### WRITTEN TASK
Every line below that contains "具有护士执业资格证书" is to be copied.

-=-=-

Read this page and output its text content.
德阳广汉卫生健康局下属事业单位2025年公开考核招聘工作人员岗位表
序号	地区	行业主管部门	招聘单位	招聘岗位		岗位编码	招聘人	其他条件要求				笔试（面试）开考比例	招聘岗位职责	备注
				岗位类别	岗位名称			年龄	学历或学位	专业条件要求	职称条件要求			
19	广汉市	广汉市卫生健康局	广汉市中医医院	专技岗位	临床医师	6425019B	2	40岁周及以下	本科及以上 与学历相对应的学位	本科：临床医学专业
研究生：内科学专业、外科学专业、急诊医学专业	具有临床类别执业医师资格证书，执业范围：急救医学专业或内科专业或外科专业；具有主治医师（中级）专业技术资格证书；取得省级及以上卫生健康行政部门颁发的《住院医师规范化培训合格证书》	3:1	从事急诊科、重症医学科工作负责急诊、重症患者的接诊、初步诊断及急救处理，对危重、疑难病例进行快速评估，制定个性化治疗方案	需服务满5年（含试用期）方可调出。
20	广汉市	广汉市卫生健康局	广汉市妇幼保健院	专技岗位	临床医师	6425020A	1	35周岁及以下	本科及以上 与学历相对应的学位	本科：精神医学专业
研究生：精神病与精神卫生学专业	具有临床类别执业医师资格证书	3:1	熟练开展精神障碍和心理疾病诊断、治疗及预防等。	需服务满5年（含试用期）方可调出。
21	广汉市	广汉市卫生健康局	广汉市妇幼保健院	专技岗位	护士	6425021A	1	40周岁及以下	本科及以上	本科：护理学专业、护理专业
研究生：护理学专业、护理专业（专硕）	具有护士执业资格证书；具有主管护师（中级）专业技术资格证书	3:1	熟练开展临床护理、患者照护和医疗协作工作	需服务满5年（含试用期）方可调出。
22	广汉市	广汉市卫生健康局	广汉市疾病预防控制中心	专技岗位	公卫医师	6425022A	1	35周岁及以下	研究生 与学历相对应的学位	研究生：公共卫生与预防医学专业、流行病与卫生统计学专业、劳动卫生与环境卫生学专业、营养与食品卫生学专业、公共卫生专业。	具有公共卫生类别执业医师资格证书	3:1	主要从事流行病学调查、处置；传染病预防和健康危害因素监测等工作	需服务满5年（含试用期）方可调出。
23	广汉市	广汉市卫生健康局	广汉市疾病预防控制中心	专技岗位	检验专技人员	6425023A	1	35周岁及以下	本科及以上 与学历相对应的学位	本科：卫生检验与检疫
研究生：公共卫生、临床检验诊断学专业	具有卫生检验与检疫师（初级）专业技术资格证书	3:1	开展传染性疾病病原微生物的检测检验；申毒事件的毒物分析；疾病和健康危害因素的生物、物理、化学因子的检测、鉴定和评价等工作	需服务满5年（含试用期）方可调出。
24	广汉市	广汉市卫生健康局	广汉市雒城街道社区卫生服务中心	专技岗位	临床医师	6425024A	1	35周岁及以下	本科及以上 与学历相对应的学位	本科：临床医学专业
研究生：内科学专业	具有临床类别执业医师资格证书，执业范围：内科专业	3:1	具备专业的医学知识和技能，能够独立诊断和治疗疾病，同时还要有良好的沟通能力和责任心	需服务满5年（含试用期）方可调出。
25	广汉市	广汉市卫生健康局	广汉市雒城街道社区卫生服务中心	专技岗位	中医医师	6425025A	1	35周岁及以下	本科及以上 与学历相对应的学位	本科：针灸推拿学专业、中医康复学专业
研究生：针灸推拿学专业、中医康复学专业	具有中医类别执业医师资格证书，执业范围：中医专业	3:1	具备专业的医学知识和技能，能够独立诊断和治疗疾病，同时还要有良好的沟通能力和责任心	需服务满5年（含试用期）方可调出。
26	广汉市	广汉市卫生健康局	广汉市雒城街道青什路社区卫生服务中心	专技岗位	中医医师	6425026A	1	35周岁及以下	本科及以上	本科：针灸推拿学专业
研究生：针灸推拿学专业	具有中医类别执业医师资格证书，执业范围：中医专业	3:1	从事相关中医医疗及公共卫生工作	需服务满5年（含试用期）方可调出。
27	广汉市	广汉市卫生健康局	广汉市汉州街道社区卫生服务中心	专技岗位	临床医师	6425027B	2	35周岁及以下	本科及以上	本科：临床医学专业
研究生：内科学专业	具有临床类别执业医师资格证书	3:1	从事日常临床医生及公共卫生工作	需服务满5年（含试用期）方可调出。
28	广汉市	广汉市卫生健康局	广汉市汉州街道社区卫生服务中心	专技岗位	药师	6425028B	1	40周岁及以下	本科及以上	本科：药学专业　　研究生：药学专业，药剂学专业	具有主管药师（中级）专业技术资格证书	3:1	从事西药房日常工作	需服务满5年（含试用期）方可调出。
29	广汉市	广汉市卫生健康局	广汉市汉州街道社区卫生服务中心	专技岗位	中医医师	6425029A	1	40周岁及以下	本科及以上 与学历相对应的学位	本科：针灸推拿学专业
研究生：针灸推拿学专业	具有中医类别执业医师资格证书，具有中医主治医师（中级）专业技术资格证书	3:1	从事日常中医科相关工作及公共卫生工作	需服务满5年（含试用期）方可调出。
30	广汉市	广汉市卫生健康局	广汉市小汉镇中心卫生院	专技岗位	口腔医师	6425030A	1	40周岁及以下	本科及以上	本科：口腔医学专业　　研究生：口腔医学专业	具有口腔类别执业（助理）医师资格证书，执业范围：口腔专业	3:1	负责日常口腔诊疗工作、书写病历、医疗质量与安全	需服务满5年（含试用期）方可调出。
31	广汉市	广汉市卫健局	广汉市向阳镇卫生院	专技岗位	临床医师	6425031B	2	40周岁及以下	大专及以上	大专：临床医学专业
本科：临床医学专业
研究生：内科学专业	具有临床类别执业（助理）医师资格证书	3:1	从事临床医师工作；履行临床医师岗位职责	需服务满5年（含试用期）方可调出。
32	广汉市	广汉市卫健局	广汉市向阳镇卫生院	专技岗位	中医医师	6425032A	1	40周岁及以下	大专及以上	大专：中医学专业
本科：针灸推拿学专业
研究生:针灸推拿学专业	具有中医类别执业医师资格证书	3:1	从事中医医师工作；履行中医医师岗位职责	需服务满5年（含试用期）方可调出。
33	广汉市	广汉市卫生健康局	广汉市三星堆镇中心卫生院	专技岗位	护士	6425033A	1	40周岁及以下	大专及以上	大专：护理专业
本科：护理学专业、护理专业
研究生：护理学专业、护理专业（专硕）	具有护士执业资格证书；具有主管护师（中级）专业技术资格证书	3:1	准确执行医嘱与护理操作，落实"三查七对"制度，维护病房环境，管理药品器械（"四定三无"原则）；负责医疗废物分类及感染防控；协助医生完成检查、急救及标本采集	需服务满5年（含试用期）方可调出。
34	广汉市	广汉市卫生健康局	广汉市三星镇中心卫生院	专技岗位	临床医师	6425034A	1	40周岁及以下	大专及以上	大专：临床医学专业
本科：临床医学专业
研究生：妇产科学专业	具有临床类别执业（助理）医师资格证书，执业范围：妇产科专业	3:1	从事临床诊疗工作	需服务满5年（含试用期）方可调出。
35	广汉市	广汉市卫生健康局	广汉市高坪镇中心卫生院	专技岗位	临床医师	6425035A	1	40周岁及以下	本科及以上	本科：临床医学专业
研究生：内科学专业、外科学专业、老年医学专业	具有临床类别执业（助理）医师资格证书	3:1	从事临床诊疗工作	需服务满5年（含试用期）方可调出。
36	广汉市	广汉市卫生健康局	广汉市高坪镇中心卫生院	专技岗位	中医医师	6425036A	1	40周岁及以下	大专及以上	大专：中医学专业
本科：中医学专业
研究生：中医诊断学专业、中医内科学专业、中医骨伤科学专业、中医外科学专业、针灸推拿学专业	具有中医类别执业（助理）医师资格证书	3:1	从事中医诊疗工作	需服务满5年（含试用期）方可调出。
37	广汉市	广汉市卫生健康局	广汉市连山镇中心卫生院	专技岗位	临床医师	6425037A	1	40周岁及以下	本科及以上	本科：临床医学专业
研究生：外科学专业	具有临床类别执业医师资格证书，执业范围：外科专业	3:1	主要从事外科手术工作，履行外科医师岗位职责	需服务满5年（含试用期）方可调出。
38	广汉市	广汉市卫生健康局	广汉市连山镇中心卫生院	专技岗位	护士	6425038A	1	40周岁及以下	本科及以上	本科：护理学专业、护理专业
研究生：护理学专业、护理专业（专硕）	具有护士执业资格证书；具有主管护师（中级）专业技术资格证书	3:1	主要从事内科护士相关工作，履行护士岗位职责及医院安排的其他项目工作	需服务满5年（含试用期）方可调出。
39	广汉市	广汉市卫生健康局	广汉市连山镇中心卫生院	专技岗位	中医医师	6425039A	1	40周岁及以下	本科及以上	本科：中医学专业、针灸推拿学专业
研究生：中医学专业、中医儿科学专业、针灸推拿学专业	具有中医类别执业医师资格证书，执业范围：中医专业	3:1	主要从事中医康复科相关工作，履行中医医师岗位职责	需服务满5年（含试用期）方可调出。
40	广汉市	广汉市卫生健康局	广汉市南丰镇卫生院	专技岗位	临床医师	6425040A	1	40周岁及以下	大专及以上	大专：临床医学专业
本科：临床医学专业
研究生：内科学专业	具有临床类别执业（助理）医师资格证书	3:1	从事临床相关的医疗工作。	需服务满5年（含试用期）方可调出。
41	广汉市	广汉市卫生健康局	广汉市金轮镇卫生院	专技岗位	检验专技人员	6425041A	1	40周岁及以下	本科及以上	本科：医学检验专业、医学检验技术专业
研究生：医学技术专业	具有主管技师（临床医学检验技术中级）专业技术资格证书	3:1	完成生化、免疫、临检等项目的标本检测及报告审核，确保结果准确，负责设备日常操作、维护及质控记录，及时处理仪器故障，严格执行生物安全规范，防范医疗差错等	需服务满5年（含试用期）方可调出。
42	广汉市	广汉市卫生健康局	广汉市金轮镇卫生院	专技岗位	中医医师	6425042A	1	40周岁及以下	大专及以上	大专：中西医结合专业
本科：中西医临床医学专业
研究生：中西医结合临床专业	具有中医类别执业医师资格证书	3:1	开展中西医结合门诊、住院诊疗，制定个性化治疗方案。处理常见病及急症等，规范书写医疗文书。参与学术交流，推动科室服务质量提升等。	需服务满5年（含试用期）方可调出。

-=-=-

### ANSWER TO THE EXERCISE
研究生：护理学专业、护理专业（专硕）	具有护士执业资格证书；具有主管护师（中级）专业技术资格证书	3:1	熟练开展临床护理、患者照护和医疗协作工作	需服务满5年（含试用期）方可调出。
研究生：护理学专业、护理专业（专硕）	具有护士执业资格证书；具有主管护师（中级）专业技术资格证书	3:1	准确执行医嘱与护理操作，落实"三查七对"制度，维护病房环境，管理药品器械（"四定三无"原则）；负责医疗废物分类及感染防控；协助医生完成检查、急救及标本采集	需服务满5年（含试用期）方可调出。
研究生：护理学专业、护理专业（专硕）	具有护士执业资格证书；具有主管护师（中级）专业技术资格证书	3:1	主要从事内科护士相关工作，履行护士岗位职责及医院安排的其他项目工作	需服务满5年（含试用期）方可调出。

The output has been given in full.